→ **EXERCISE DIRECTIONS**
Gather every line below where "text" appears.

[Stored items]
━━━━━━━━━━

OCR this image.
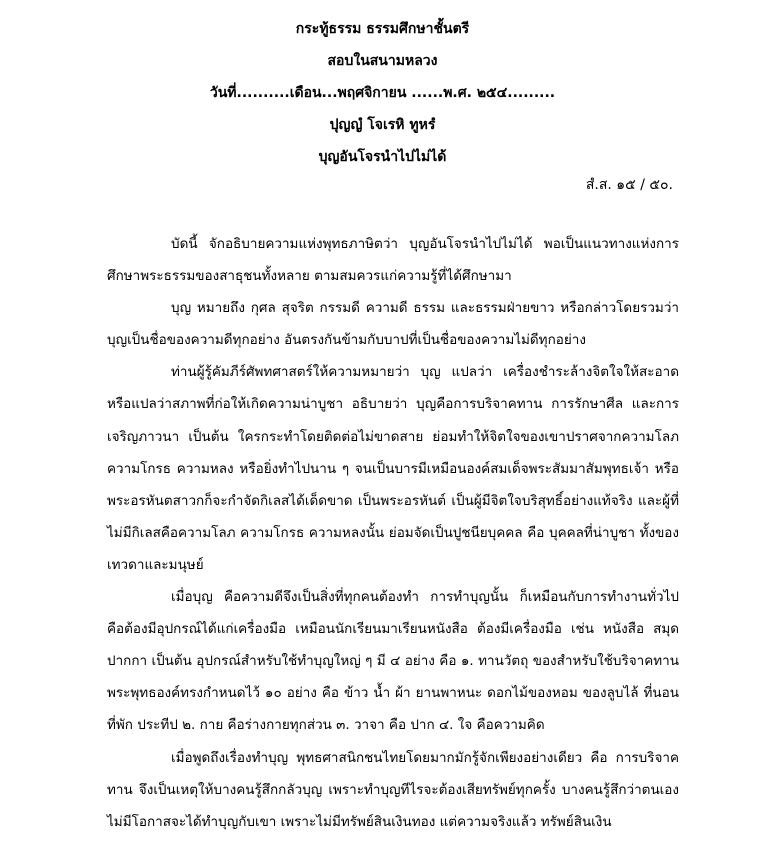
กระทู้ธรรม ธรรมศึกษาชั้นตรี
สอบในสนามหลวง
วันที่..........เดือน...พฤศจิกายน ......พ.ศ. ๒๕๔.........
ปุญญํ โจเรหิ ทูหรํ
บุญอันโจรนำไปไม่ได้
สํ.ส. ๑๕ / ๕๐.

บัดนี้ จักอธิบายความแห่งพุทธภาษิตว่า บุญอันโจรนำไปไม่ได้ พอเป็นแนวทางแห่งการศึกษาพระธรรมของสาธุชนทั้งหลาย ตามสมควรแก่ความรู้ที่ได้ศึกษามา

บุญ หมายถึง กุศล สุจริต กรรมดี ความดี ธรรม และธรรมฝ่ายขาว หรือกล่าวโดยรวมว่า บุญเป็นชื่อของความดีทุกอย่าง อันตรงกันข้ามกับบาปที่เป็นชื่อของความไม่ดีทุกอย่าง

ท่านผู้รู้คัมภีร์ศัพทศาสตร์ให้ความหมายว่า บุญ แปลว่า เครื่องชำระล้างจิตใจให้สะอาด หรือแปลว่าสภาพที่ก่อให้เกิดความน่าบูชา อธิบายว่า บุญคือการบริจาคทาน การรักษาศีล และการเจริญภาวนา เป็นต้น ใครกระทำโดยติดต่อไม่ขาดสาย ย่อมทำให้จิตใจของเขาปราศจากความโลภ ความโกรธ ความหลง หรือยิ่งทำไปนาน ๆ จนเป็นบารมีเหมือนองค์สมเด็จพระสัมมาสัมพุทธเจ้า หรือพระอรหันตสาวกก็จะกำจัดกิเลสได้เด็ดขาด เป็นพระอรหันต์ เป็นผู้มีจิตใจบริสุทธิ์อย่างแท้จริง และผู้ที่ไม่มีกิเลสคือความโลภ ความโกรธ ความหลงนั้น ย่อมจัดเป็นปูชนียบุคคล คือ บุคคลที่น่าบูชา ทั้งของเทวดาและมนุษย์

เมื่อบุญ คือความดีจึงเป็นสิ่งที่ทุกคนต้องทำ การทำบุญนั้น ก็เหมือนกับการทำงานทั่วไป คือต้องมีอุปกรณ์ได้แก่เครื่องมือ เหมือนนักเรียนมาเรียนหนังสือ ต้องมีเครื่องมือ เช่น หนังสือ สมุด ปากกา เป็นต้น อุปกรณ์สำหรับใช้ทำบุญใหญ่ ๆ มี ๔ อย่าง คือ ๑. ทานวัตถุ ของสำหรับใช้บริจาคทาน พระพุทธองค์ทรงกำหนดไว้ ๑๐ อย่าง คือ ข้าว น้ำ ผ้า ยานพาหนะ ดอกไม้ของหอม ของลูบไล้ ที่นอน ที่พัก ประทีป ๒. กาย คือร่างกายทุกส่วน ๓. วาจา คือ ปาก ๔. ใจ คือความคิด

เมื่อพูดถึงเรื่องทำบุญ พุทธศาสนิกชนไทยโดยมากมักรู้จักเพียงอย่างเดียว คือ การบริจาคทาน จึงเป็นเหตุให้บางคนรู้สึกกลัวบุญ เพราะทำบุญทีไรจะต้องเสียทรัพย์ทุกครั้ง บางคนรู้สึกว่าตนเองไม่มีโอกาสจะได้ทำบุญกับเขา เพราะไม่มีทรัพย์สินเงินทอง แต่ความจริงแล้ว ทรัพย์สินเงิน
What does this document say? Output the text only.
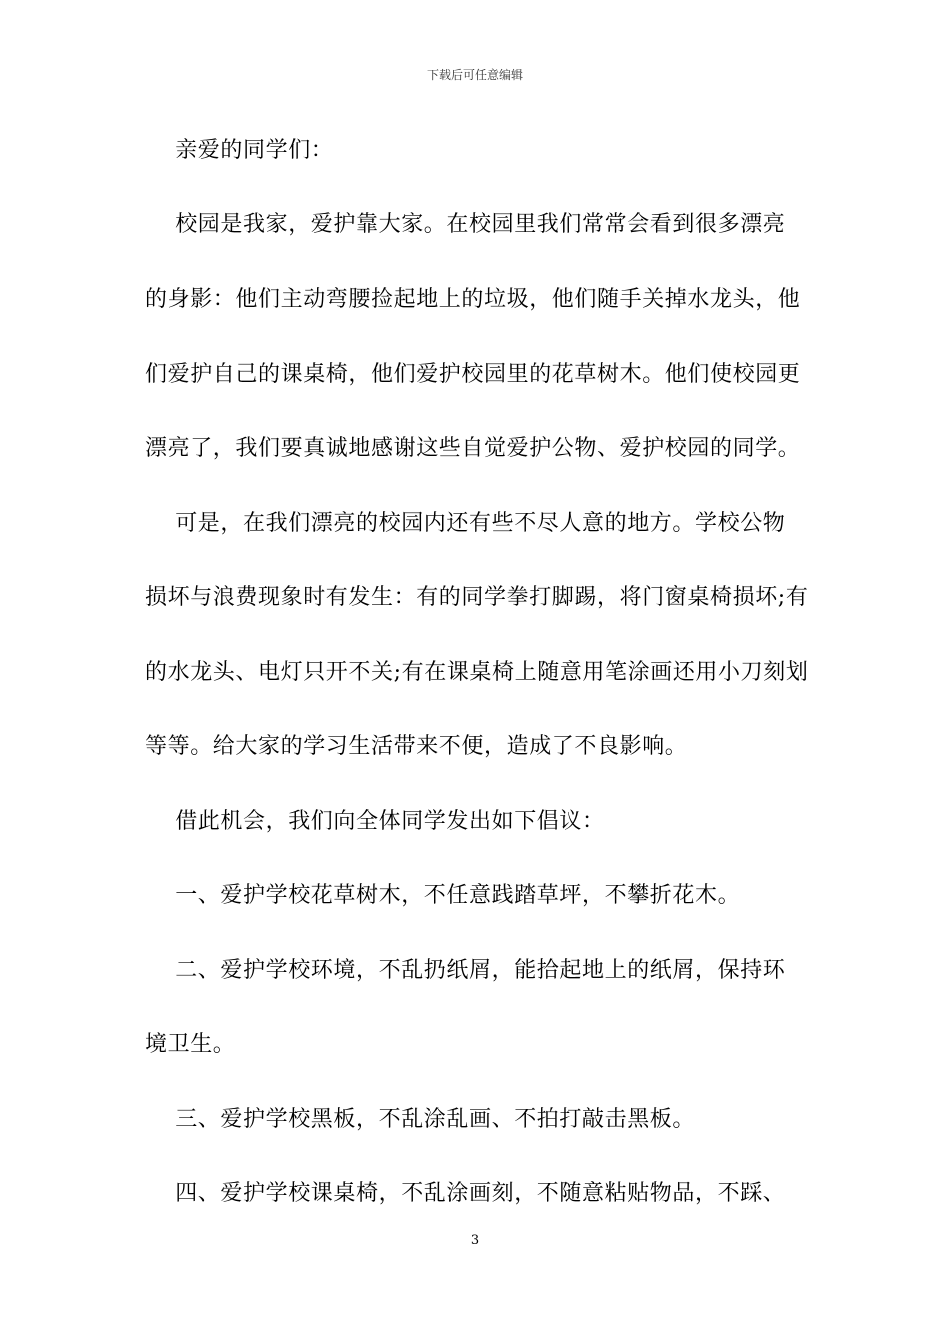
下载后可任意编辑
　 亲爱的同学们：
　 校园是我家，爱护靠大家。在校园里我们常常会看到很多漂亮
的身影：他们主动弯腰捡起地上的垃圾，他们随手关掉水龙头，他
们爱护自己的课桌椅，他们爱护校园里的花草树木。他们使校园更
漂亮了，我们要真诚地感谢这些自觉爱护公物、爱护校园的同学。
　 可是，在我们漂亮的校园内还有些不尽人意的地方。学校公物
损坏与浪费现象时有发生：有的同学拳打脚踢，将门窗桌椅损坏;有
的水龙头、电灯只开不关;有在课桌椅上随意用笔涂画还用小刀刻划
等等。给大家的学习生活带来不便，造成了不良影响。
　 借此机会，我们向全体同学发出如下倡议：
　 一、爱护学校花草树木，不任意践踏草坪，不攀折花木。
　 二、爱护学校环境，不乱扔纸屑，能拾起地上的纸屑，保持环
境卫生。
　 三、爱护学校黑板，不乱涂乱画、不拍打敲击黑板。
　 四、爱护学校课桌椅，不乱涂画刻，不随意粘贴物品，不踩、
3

━━━━━━━━━━

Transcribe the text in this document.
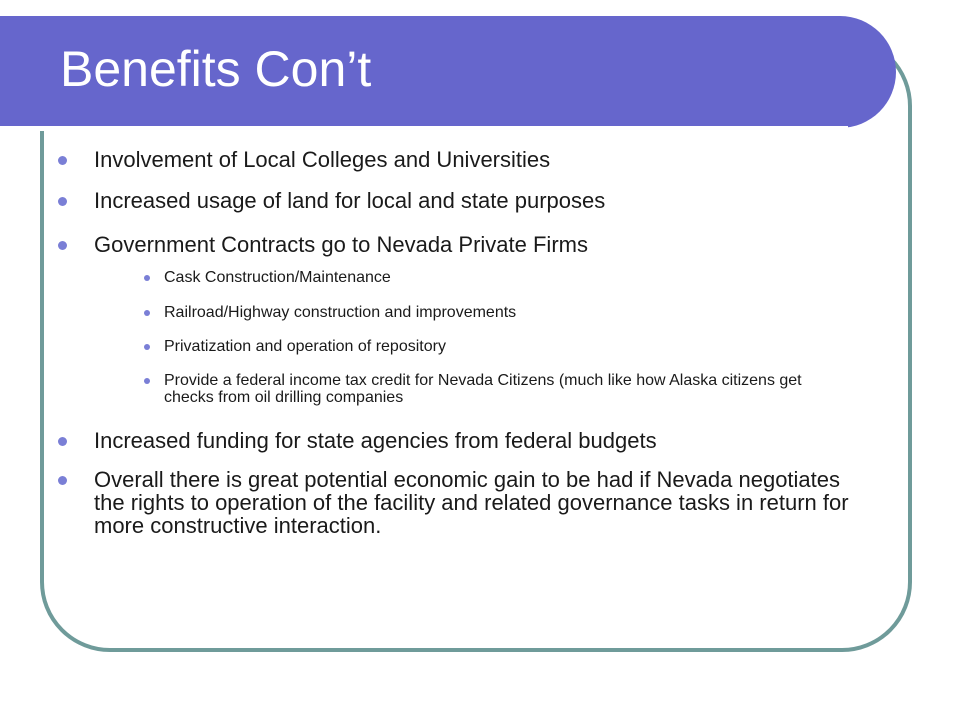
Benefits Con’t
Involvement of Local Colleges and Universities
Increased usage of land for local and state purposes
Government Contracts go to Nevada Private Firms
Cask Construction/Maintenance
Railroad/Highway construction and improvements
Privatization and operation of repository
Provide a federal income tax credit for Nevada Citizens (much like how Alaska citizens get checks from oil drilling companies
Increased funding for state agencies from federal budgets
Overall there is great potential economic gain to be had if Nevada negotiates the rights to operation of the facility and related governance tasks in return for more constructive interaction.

━━━━━━━━━━

→ **THE RESPONSE**
What does this document say? Output the text only.
Transcribe the text in this document.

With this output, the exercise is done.